▶ _EXERCISE AIM_
Repeat the material exactly, every line of it.

▬▬▬▬▬▬▬▬▬▬

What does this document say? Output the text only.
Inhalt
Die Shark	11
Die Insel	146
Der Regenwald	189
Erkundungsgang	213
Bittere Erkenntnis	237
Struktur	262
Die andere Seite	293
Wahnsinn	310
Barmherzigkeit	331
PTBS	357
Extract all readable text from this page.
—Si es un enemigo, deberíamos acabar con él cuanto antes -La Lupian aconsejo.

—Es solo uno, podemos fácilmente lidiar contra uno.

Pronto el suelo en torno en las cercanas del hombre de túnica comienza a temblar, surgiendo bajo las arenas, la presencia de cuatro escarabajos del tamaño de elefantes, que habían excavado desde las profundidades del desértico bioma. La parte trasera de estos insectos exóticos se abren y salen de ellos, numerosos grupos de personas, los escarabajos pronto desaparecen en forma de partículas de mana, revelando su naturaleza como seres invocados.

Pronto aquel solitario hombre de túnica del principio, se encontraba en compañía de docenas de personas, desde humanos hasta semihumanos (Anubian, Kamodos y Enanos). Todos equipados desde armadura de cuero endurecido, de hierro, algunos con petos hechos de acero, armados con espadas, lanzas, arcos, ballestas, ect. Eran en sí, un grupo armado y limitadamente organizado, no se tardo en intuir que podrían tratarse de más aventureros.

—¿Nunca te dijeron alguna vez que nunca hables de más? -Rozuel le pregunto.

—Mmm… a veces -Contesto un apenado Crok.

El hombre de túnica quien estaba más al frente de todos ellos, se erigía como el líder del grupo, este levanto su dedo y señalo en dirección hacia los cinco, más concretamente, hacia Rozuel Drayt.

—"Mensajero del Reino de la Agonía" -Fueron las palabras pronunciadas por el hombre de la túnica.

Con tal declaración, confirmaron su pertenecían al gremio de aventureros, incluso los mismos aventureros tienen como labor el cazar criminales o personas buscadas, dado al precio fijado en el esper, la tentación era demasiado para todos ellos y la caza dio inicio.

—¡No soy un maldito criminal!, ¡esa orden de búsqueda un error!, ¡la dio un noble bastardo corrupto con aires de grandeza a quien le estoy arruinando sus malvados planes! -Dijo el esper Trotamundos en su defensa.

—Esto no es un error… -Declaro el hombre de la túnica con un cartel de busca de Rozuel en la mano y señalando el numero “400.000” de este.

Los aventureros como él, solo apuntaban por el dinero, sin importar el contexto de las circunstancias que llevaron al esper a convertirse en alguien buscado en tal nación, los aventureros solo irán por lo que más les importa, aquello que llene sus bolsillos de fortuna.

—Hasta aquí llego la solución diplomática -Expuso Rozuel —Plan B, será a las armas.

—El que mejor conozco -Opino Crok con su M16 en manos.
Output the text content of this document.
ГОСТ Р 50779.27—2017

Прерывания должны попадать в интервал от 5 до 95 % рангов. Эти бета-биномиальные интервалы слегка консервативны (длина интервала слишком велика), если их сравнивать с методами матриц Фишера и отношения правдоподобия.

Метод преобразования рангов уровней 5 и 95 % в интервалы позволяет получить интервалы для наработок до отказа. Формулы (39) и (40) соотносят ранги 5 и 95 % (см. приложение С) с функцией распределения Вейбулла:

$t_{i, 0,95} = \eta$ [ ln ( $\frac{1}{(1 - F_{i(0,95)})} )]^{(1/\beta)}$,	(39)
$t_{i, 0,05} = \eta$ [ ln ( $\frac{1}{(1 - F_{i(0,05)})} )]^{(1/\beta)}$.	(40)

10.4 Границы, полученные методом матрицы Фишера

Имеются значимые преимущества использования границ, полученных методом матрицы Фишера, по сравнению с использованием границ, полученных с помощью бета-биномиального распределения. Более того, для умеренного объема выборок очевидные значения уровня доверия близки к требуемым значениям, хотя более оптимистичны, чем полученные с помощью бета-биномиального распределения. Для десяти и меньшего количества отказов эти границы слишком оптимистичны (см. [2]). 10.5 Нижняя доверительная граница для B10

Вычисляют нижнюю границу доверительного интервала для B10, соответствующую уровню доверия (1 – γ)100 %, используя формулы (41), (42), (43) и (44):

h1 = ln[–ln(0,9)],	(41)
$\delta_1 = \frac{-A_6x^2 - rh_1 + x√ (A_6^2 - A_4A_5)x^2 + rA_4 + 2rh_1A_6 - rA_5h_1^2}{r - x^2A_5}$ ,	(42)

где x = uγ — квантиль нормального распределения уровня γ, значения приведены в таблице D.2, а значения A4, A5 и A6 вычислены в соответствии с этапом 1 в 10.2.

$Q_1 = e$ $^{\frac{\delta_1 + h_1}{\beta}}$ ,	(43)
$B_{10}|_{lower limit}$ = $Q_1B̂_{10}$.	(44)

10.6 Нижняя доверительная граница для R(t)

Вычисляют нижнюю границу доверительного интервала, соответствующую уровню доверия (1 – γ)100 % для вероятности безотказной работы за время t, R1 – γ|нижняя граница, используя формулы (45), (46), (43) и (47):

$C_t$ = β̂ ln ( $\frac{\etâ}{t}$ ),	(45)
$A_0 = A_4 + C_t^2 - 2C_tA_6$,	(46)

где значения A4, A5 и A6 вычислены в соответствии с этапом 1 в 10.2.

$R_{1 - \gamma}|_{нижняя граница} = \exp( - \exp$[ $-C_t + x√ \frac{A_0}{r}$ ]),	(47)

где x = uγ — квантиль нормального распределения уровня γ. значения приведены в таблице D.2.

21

▬▬▬▬▬▬▬▬▬▬

▶ _EXERCISE ANSWER_
What does this document say? Output the text only.
Inhalt
Die Shark	11
Die Insel	146
Der Regenwald	189
Erkundungsgang	213
Bittere Erkenntnis	237
Struktur	262
Die andere Seite	293
Wahnsinn	310
Barmherzigkeit	331
PTBS	357
Extract all readable text from this page.
—Si es un enemigo, deberíamos acabar con él cuanto antes -La Lupian aconsejo.

—Es solo uno, podemos fácilmente lidiar contra uno.

Pronto el suelo en torno en las cercanas del hombre de túnica comienza a temblar, surgiendo bajo las arenas, la presencia de cuatro escarabajos del tamaño de elefantes, que habían excavado desde las profundidades del desértico bioma. La parte trasera de estos insectos exóticos se abren y salen de ellos, numerosos grupos de personas, los escarabajos pronto desaparecen en forma de partículas de mana, revelando su naturaleza como seres invocados.

Pronto aquel solitario hombre de túnica del principio, se encontraba en compañía de docenas de personas, desde humanos hasta semihumanos (Anubian, Kamodos y Enanos). Todos equipados desde armadura de cuero endurecido, de hierro, algunos con petos hechos de acero, armados con espadas, lanzas, arcos, ballestas, ect. Eran en sí, un grupo armado y limitadamente organizado, no se tardo en intuir que podrían tratarse de más aventureros.

—¿Nunca te dijeron alguna vez que nunca hables de más? -Rozuel le pregunto.

—Mmm… a veces -Contesto un apenado Crok.

El hombre de túnica quien estaba más al frente de todos ellos, se erigía como el líder del grupo, este levanto su dedo y señalo en dirección hacia los cinco, más concretamente, hacia Rozuel Drayt.

—"Mensajero del Reino de la Agonía" -Fueron las palabras pronunciadas por el hombre de la túnica.

Con tal declaración, confirmaron su pertenecían al gremio de aventureros, incluso los mismos aventureros tienen como labor el cazar criminales o personas buscadas, dado al precio fijado en el esper, la tentación era demasiado para todos ellos y la caza dio inicio.

—¡No soy un maldito criminal!, ¡esa orden de búsqueda un error!, ¡la dio un noble bastardo corrupto con aires de grandeza a quien le estoy arruinando sus malvados planes! -Dijo el esper Trotamundos en su defensa.

—Esto no es un error… -Declaro el hombre de la túnica con un cartel de busca de Rozuel en la mano y señalando el numero “400.000” de este.

Los aventureros como él, solo apuntaban por el dinero, sin importar el contexto de las circunstancias que llevaron al esper a convertirse en alguien buscado en tal nación, los aventureros solo irán por lo que más les importa, aquello que llene sus bolsillos de fortuna.

—Hasta aquí llego la solución diplomática -Expuso Rozuel —Plan B, será a las armas.

—El que mejor conozco -Opino Crok con su M16 en manos.
Output the text content of this document.
ГОСТ Р 50779.27—2017

Прерывания должны попадать в интервал от 5 до 95 % рангов. Эти бета-биномиальные интервалы слегка консервативны (длина интервала слишком велика), если их сравнивать с методами матриц Фишера и отношения правдоподобия.

Метод преобразования рангов уровней 5 и 95 % в интервалы позволяет получить интервалы для наработок до отказа. Формулы (39) и (40) соотносят ранги 5 и 95 % (см. приложение С) с функцией распределения Вейбулла:

$t_{i, 0,95} = \eta$ [ ln ( $\frac{1}{(1 - F_{i(0,95)})} )]^{(1/\beta)}$,	(39)
$t_{i, 0,05} = \eta$ [ ln ( $\frac{1}{(1 - F_{i(0,05)})} )]^{(1/\beta)}$.	(40)

10.4 Границы, полученные методом матрицы Фишера

Имеются значимые преимущества использования границ, полученных методом матрицы Фишера, по сравнению с использованием границ, полученных с помощью бета-биномиального распределения. Более того, для умеренного объема выборок очевидные значения уровня доверия близки к требуемым значениям, хотя более оптимистичны, чем полученные с помощью бета-биномиального распределения. Для десяти и меньшего количества отказов эти границы слишком оптимистичны (см. [2]). 10.5 Нижняя доверительная граница для B10

Вычисляют нижнюю границу доверительного интервала для B10, соответствующую уровню доверия (1 – γ)100 %, используя формулы (41), (42), (43) и (44):

h1 = ln[–ln(0,9)],	(41)
$\delta_1 = \frac{-A_6x^2 - rh_1 + x√ (A_6^2 - A_4A_5)x^2 + rA_4 + 2rh_1A_6 - rA_5h_1^2}{r - x^2A_5}$ ,	(42)

где x = uγ — квантиль нормального распределения уровня γ, значения приведены в таблице D.2, а значения A4, A5 и A6 вычислены в соответствии с этапом 1 в 10.2.

$Q_1 = e$ $^{\frac{\delta_1 + h_1}{\beta}}$ ,	(43)
$B_{10}|_{lower limit}$ = $Q_1B̂_{10}$.	(44)

10.6 Нижняя доверительная граница для R(t)

Вычисляют нижнюю границу доверительного интервала, соответствующую уровню доверия (1 – γ)100 % для вероятности безотказной работы за время t, R1 – γ|нижняя граница, используя формулы (45), (46), (43) и (47):

$C_t$ = β̂ ln ( $\frac{\etâ}{t}$ ),	(45)
$A_0 = A_4 + C_t^2 - 2C_tA_6$,	(46)

где значения A4, A5 и A6 вычислены в соответствии с этапом 1 в 10.2.

$R_{1 - \gamma}|_{нижняя граница} = \exp( - \exp$[ $-C_t + x√ \frac{A_0}{r}$ ]),	(47)

где x = uγ — квантиль нормального распределения уровня γ. значения приведены в таблице D.2.

21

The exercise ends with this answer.